STATED GOAL - What follows is a set of entries. Repeat them exactly, but not their pictures.

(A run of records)
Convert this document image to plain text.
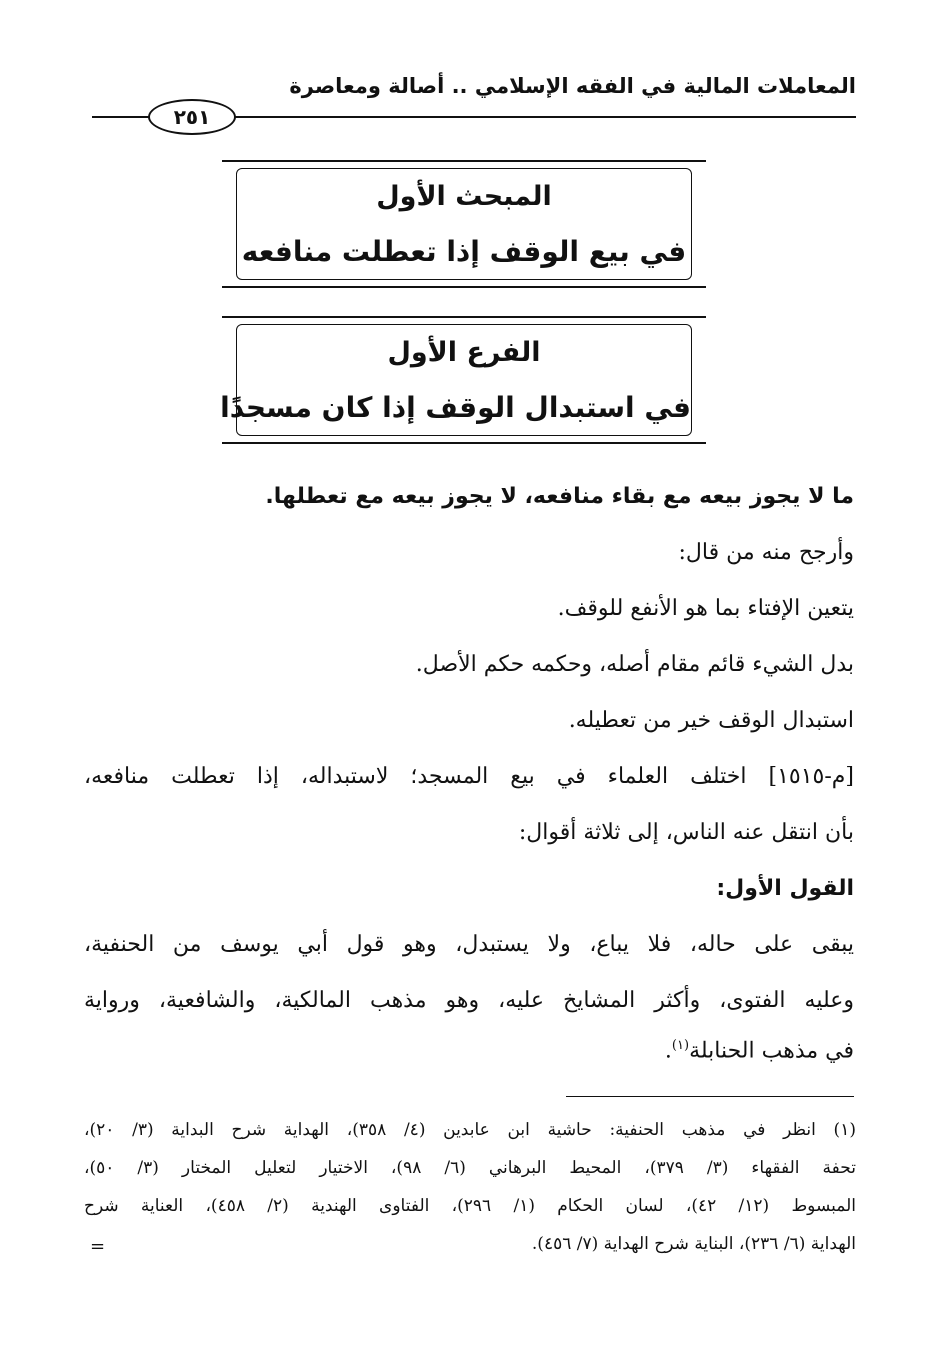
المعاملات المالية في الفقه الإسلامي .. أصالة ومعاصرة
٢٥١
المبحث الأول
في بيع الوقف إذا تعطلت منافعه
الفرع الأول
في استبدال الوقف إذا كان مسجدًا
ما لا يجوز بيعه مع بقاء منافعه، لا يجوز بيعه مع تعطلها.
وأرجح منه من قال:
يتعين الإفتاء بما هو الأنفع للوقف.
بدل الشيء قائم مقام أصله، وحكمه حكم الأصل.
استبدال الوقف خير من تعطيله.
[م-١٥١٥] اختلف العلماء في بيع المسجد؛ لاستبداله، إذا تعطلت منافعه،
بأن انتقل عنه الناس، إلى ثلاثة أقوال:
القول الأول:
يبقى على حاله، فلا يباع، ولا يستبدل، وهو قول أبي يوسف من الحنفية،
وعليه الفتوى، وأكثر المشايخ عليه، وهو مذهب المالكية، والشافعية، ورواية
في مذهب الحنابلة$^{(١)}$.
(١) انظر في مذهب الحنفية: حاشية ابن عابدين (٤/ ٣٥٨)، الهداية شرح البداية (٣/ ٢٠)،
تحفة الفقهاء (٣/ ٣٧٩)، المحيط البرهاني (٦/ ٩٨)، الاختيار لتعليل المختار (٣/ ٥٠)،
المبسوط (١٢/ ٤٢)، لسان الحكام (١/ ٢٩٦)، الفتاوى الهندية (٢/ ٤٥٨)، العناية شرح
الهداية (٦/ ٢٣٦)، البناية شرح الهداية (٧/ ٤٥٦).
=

THE RESPONSE -
Convert this document image to plain text.
المعاملات المالية في الفقه الإسلامي .. أصالة ومعاصرة
٢٥١
المبحث الأول
في بيع الوقف إذا تعطلت منافعه
الفرع الأول
في استبدال الوقف إذا كان مسجدًا
ما لا يجوز بيعه مع بقاء منافعه، لا يجوز بيعه مع تعطلها.
وأرجح منه من قال:
يتعين الإفتاء بما هو الأنفع للوقف.
بدل الشيء قائم مقام أصله، وحكمه حكم الأصل.
استبدال الوقف خير من تعطيله.
[م-١٥١٥] اختلف العلماء في بيع المسجد؛ لاستبداله، إذا تعطلت منافعه،
بأن انتقل عنه الناس، إلى ثلاثة أقوال:
القول الأول:
يبقى على حاله، فلا يباع، ولا يستبدل، وهو قول أبي يوسف من الحنفية،
وعليه الفتوى، وأكثر المشايخ عليه، وهو مذهب المالكية، والشافعية، ورواية
في مذهب الحنابلة$^{(١)}$.
(١) انظر في مذهب الحنفية: حاشية ابن عابدين (٤/ ٣٥٨)، الهداية شرح البداية (٣/ ٢٠)،
تحفة الفقهاء (٣/ ٣٧٩)، المحيط البرهاني (٦/ ٩٨)، الاختيار لتعليل المختار (٣/ ٥٠)،
المبسوط (١٢/ ٤٢)، لسان الحكام (١/ ٢٩٦)، الفتاوى الهندية (٢/ ٤٥٨)، العناية شرح
الهداية (٦/ ٢٣٦)، البناية شرح الهداية (٧/ ٤٥٦).
=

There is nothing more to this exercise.